[Given exercise]: Can you retype the stretch from the start of the items through the line that contains "chart-title: Variation in", including that final line, with every character unchanged?

--- START ---

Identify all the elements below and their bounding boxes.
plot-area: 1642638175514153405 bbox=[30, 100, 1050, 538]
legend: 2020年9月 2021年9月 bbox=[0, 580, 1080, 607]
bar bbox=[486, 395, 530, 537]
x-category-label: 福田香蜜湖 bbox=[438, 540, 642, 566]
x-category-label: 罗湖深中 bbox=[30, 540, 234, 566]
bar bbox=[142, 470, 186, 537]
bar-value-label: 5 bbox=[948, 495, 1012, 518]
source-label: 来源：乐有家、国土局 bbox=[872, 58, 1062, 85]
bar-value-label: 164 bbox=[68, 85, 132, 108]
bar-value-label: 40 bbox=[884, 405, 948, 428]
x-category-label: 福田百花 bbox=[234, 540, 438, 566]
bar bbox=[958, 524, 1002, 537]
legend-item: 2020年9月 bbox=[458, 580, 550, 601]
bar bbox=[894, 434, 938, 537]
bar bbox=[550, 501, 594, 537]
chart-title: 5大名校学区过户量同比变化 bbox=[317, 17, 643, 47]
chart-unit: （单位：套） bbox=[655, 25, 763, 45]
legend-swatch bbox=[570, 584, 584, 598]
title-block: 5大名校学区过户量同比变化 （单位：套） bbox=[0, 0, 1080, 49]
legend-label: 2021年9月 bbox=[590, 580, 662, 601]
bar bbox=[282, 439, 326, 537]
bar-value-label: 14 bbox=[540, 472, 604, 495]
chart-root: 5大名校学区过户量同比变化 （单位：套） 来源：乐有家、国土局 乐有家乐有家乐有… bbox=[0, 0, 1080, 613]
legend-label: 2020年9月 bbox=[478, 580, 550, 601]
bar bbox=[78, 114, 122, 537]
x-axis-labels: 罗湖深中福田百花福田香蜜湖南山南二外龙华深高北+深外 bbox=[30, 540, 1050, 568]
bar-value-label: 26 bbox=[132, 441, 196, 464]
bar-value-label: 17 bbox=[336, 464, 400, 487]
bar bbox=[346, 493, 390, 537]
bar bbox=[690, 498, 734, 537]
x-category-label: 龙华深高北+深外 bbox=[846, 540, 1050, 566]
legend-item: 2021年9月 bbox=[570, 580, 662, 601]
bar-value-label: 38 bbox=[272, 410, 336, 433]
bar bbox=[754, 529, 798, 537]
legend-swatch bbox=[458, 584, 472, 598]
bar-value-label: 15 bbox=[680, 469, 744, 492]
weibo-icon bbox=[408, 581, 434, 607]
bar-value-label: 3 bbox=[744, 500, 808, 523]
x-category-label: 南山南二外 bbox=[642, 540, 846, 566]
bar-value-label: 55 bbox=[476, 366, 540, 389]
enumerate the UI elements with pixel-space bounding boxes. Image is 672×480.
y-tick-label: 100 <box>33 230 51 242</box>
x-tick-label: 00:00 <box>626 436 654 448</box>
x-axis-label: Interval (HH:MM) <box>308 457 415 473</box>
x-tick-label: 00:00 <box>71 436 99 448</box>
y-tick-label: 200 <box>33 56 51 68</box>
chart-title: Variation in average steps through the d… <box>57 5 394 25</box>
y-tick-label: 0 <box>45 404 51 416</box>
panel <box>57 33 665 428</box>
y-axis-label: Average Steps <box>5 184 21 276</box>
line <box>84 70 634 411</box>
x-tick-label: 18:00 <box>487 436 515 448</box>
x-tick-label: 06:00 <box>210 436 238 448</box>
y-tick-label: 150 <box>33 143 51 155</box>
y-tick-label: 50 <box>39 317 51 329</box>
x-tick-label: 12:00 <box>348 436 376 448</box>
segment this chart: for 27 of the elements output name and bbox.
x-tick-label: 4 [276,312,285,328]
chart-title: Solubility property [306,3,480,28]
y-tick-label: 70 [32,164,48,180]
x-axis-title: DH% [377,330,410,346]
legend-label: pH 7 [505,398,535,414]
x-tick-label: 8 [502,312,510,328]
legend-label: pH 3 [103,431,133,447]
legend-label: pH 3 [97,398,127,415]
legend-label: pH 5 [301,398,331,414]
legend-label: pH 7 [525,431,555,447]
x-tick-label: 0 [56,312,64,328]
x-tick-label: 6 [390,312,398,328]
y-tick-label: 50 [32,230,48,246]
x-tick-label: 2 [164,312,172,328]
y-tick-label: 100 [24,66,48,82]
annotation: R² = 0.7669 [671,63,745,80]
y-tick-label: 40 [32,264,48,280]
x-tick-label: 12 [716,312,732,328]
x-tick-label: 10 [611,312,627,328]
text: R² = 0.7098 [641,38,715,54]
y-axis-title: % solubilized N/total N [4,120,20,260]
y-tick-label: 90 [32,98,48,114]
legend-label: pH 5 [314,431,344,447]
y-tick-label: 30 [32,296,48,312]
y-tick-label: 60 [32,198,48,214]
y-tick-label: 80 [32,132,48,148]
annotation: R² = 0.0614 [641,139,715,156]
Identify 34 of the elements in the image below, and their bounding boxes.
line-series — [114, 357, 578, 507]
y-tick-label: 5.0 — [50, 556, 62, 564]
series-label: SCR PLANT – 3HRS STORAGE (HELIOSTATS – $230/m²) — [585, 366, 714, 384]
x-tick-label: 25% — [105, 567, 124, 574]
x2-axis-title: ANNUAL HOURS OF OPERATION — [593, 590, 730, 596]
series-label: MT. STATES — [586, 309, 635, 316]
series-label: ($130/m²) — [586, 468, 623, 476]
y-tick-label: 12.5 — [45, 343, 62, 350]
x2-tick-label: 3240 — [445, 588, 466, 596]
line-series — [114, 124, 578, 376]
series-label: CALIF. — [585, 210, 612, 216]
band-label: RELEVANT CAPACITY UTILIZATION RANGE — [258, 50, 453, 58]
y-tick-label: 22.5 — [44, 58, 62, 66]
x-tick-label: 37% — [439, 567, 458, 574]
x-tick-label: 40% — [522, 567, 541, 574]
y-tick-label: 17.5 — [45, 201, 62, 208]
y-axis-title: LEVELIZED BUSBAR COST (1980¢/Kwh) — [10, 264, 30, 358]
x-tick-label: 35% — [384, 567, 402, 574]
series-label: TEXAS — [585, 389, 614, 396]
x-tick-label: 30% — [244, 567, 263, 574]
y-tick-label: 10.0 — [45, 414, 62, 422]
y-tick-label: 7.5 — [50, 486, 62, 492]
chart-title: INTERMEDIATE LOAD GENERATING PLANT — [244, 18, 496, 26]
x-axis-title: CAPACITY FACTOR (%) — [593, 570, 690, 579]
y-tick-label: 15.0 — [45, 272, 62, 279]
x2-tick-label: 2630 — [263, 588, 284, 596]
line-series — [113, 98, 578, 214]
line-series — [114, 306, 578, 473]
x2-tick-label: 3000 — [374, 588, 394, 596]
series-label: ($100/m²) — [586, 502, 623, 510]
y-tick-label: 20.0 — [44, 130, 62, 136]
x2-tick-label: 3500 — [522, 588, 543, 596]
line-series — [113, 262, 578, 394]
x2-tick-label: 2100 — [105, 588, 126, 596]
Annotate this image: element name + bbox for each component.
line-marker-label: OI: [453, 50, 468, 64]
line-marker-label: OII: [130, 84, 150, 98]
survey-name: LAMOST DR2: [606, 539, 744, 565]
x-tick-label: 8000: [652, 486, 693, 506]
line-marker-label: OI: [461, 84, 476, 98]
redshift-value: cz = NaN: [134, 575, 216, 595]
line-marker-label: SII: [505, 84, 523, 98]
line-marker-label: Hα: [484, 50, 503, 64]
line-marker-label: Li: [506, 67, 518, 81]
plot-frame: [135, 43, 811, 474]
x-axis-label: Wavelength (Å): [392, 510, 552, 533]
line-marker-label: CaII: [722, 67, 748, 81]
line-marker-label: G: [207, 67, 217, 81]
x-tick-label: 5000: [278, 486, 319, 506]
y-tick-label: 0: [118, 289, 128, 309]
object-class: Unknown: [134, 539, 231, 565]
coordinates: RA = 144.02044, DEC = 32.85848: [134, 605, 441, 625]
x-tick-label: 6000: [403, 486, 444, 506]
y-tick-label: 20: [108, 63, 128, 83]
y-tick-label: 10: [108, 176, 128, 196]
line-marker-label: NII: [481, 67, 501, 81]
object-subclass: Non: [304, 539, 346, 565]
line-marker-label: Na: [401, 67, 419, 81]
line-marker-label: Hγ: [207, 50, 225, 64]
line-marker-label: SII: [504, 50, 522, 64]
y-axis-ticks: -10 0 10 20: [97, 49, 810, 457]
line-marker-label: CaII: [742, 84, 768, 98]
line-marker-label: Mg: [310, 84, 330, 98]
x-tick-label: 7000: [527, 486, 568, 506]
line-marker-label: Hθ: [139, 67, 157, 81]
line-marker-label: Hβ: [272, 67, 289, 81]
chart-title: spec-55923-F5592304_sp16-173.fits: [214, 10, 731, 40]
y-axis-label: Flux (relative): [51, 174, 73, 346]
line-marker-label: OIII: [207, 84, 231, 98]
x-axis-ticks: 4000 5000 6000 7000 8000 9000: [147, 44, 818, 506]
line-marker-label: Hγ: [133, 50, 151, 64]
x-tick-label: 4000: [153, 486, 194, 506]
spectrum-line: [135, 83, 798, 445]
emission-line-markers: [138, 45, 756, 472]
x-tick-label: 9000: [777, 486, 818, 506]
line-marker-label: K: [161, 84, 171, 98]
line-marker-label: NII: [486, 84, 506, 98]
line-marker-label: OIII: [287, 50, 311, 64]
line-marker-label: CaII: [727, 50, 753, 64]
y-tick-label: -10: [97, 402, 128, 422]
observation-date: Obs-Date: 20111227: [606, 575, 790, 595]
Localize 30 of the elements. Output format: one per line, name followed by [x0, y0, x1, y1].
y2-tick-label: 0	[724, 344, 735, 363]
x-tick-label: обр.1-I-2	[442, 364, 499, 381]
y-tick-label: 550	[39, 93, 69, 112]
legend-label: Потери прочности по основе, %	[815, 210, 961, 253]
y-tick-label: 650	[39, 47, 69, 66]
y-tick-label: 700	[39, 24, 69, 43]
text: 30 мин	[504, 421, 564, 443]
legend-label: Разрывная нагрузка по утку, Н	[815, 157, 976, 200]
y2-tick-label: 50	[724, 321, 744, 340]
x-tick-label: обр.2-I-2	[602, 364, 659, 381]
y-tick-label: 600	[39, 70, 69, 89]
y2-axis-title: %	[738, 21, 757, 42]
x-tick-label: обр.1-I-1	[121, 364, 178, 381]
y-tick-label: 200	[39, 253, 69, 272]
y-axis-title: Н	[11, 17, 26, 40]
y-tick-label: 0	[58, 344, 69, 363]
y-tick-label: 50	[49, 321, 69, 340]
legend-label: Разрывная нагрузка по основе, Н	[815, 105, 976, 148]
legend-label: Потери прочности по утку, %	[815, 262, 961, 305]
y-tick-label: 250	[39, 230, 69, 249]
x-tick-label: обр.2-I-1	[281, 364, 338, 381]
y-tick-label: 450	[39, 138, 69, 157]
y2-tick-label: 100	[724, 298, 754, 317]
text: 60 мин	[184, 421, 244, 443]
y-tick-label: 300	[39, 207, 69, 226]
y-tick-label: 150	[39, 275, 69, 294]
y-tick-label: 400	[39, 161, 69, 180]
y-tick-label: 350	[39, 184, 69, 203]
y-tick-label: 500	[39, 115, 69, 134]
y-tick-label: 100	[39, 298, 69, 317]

--- END ---

[Task output]:
Identify all the elements below and their bounding boxes.
plot-area: 1642638175514153405 bbox=[30, 100, 1050, 538]
legend: 2020年9月 2021年9月 bbox=[0, 580, 1080, 607]
bar bbox=[486, 395, 530, 537]
x-category-label: 福田香蜜湖 bbox=[438, 540, 642, 566]
x-category-label: 罗湖深中 bbox=[30, 540, 234, 566]
bar bbox=[142, 470, 186, 537]
bar-value-label: 5 bbox=[948, 495, 1012, 518]
source-label: 来源：乐有家、国土局 bbox=[872, 58, 1062, 85]
bar-value-label: 164 bbox=[68, 85, 132, 108]
bar-value-label: 40 bbox=[884, 405, 948, 428]
x-category-label: 福田百花 bbox=[234, 540, 438, 566]
bar bbox=[958, 524, 1002, 537]
legend-item: 2020年9月 bbox=[458, 580, 550, 601]
bar bbox=[894, 434, 938, 537]
bar bbox=[550, 501, 594, 537]
chart-title: 5大名校学区过户量同比变化 bbox=[317, 17, 643, 47]
chart-unit: （单位：套） bbox=[655, 25, 763, 45]
legend-swatch bbox=[570, 584, 584, 598]
title-block: 5大名校学区过户量同比变化 （单位：套） bbox=[0, 0, 1080, 49]
legend-label: 2021年9月 bbox=[590, 580, 662, 601]
bar bbox=[282, 439, 326, 537]
bar-value-label: 14 bbox=[540, 472, 604, 495]
chart-root: 5大名校学区过户量同比变化 （单位：套） 来源：乐有家、国土局 乐有家乐有家乐有… bbox=[0, 0, 1080, 613]
legend-label: 2020年9月 bbox=[478, 580, 550, 601]
bar bbox=[78, 114, 122, 537]
x-axis-labels: 罗湖深中福田百花福田香蜜湖南山南二外龙华深高北+深外 bbox=[30, 540, 1050, 568]
bar-value-label: 26 bbox=[132, 441, 196, 464]
bar-value-label: 17 bbox=[336, 464, 400, 487]
bar bbox=[346, 493, 390, 537]
bar bbox=[690, 498, 734, 537]
x-category-label: 龙华深高北+深外 bbox=[846, 540, 1050, 566]
legend-item: 2021年9月 bbox=[570, 580, 662, 601]
bar-value-label: 38 bbox=[272, 410, 336, 433]
bar bbox=[754, 529, 798, 537]
legend-swatch bbox=[458, 584, 472, 598]
bar-value-label: 15 bbox=[680, 469, 744, 492]
weibo-icon bbox=[408, 581, 434, 607]
bar-value-label: 3 bbox=[744, 500, 808, 523]
x-category-label: 南山南二外 bbox=[642, 540, 846, 566]
bar-value-label: 55 bbox=[476, 366, 540, 389]
enumerate the UI elements with pixel-space bounding boxes. Image is 672×480.
y-tick-label: 100 <box>33 230 51 242</box>
x-tick-label: 00:00 <box>626 436 654 448</box>
x-axis-label: Interval (HH:MM) <box>308 457 415 473</box>
x-tick-label: 00:00 <box>71 436 99 448</box>
y-tick-label: 200 <box>33 56 51 68</box>
chart-title: Variation in average steps through the d… <box>57 5 394 25</box>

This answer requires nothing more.